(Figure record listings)
● ● ● ● ● ● ●

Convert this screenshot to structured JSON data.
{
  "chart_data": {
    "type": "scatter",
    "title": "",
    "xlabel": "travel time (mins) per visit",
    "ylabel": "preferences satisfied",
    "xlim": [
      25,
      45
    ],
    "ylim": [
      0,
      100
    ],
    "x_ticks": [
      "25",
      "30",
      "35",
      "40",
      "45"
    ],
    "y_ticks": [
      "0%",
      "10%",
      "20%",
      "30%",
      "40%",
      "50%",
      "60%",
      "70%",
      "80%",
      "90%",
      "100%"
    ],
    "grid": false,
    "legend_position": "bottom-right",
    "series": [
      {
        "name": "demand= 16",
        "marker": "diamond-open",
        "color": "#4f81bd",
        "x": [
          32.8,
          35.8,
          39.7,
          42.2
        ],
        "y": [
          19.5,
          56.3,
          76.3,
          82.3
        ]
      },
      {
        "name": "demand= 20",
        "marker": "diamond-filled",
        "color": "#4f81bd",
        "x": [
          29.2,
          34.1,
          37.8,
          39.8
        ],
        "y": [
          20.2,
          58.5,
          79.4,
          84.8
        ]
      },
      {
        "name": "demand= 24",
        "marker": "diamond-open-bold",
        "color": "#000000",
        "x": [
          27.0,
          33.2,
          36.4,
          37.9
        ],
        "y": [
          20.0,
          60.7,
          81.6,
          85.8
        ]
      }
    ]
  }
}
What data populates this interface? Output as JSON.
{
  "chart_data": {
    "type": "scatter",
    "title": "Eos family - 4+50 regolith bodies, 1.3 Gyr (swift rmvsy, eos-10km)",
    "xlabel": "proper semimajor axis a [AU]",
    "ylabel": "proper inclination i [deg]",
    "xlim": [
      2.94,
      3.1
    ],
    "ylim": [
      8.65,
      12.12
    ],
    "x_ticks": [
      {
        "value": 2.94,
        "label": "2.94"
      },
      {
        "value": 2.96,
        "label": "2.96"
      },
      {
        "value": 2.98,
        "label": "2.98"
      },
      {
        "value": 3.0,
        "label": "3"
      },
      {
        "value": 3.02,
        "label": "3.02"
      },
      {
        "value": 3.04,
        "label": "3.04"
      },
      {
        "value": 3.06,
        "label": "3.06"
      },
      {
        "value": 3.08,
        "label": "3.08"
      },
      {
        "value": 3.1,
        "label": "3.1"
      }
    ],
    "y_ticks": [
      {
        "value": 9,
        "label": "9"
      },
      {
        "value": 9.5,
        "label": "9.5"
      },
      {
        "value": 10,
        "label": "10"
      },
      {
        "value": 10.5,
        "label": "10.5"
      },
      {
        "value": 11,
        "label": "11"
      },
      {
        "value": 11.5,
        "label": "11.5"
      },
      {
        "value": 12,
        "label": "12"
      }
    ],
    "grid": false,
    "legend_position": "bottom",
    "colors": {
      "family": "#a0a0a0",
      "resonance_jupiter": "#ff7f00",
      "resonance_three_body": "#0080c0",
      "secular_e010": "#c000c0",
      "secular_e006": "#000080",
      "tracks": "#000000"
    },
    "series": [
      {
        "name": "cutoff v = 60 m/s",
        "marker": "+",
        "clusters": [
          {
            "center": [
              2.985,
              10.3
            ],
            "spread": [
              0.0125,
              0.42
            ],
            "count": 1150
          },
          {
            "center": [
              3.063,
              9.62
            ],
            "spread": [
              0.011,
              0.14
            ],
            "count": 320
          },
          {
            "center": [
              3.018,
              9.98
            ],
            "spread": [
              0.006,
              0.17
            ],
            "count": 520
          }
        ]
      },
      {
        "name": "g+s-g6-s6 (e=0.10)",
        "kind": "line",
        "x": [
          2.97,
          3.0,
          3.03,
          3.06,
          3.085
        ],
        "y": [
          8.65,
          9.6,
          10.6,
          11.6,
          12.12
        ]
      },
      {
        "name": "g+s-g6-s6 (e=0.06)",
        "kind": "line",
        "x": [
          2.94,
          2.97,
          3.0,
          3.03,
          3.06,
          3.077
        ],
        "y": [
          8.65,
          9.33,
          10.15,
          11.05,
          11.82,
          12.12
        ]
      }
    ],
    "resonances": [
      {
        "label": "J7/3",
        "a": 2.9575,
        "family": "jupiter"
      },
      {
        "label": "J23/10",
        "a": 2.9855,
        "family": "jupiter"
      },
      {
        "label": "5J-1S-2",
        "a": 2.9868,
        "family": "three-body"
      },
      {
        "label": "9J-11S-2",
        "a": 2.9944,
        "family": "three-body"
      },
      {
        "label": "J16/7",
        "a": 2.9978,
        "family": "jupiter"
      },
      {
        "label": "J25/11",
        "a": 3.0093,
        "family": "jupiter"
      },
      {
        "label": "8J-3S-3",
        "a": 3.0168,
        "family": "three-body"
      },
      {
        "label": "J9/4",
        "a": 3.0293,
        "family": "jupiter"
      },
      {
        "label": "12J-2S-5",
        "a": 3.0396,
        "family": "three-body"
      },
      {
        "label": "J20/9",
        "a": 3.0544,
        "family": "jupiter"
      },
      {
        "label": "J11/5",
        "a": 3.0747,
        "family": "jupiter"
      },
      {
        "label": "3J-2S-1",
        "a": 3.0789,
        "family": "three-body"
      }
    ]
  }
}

● ● ● ● ● ● ●

> **EXERCISE**
From the first line to the last, please quote the material above exactly.

> **TASK SOLUTION**
Convert this screenshot to structured JSON data.
{
  "chart_data": {
    "type": "scatter",
    "title": "",
    "xlabel": "travel time (mins) per visit",
    "ylabel": "preferences satisfied",
    "xlim": [
      25,
      45
    ],
    "ylim": [
      0,
      100
    ],
    "x_ticks": [
      "25",
      "30",
      "35",
      "40",
      "45"
    ],
    "y_ticks": [
      "0%",
      "10%",
      "20%",
      "30%",
      "40%",
      "50%",
      "60%",
      "70%",
      "80%",
      "90%",
      "100%"
    ],
    "grid": false,
    "legend_position": "bottom-right",
    "series": [
      {
        "name": "demand= 16",
        "marker": "diamond-open",
        "color": "#4f81bd",
        "x": [
          32.8,
          35.8,
          39.7,
          42.2
        ],
        "y": [
          19.5,
          56.3,
          76.3,
          82.3
        ]
      },
      {
        "name": "demand= 20",
        "marker": "diamond-filled",
        "color": "#4f81bd",
        "x": [
          29.2,
          34.1,
          37.8,
          39.8
        ],
        "y": [
          20.2,
          58.5,
          79.4,
          84.8
        ]
      },
      {
        "name": "demand= 24",
        "marker": "diamond-open-bold",
        "color": "#000000",
        "x": [
          27.0,
          33.2,
          36.4,
          37.9
        ],
        "y": [
          20.0,
          60.7,
          81.6,
          85.8
        ]
      }
    ]
  }
}
What data populates this interface? Output as JSON.
{
  "chart_data": {
    "type": "scatter",
    "title": "Eos family - 4+50 regolith bodies, 1.3 Gyr (swift rmvsy, eos-10km)",
    "xlabel": "proper semimajor axis a [AU]",
    "ylabel": "proper inclination i [deg]",
    "xlim": [
      2.94,
      3.1
    ],
    "ylim": [
      8.65,
      12.12
    ],
    "x_ticks": [
      {
        "value": 2.94,
        "label": "2.94"
      },
      {
        "value": 2.96,
        "label": "2.96"
      },
      {
        "value": 2.98,
        "label": "2.98"
      },
      {
        "value": 3.0,
        "label": "3"
      },
      {
        "value": 3.02,
        "label": "3.02"
      },
      {
        "value": 3.04,
        "label": "3.04"
      },
      {
        "value": 3.06,
        "label": "3.06"
      },
      {
        "value": 3.08,
        "label": "3.08"
      },
      {
        "value": 3.1,
        "label": "3.1"
      }
    ],
    "y_ticks": [
      {
        "value": 9,
        "label": "9"
      },
      {
        "value": 9.5,
        "label": "9.5"
      },
      {
        "value": 10,
        "label": "10"
      },
      {
        "value": 10.5,
        "label": "10.5"
      },
      {
        "value": 11,
        "label": "11"
      },
      {
        "value": 11.5,
        "label": "11.5"
      },
      {
        "value": 12,
        "label": "12"
      }
    ],
    "grid": false,
    "legend_position": "bottom",
    "colors": {
      "family": "#a0a0a0",
      "resonance_jupiter": "#ff7f00",
      "resonance_three_body": "#0080c0",
      "secular_e010": "#c000c0",
      "secular_e006": "#000080",
      "tracks": "#000000"
    },
    "series": [
      {
        "name": "cutoff v = 60 m/s",
        "marker": "+",
        "clusters": [
          {
            "center": [
              2.985,
              10.3
            ],
            "spread": [
              0.0125,
              0.42
            ],
            "count": 1150
          },
          {
            "center": [
              3.063,
              9.62
            ],
            "spread": [
              0.011,
              0.14
            ],
            "count": 320
          },
          {
            "center": [
              3.018,
              9.98
            ],
            "spread": [
              0.006,
              0.17
            ],
            "count": 520
          }
        ]
      },
      {
        "name": "g+s-g6-s6 (e=0.10)",
        "kind": "line",
        "x": [
          2.97,
          3.0,
          3.03,
          3.06,
          3.085
        ],
        "y": [
          8.65,
          9.6,
          10.6,
          11.6,
          12.12
        ]
      },
      {
        "name": "g+s-g6-s6 (e=0.06)",
        "kind": "line",
        "x": [
          2.94,
          2.97,
          3.0,
          3.03,
          3.06,
          3.077
        ],
        "y": [
          8.65,
          9.33,
          10.15,
          11.05,
          11.82,
          12.12
        ]
      }
    ],
    "resonances": [
      {
        "label": "J7/3",
        "a": 2.9575,
        "family": "jupiter"
      },
      {
        "label": "J23/10",
        "a": 2.9855,
        "family": "jupiter"
      },
      {
        "label": "5J-1S-2",
        "a": 2.9868,
        "family": "three-body"
      },
      {
        "label": "9J-11S-2",
        "a": 2.9944,
        "family": "three-body"
      },
      {
        "label": "J16/7",
        "a": 2.9978,
        "family": "jupiter"
      },
      {
        "label": "J25/11",
        "a": 3.0093,
        "family": "jupiter"
      },
      {
        "label": "8J-3S-3",
        "a": 3.0168,
        "family": "three-body"
      },
      {
        "label": "J9/4",
        "a": 3.0293,
        "family": "jupiter"
      },
      {
        "label": "12J-2S-5",
        "a": 3.0396,
        "family": "three-body"
      },
      {
        "label": "J20/9",
        "a": 3.0544,
        "family": "jupiter"
      },
      {
        "label": "J11/5",
        "a": 3.0747,
        "family": "jupiter"
      },
      {
        "label": "3J-2S-1",
        "a": 3.0789,
        "family": "three-body"
      }
    ]
  }
}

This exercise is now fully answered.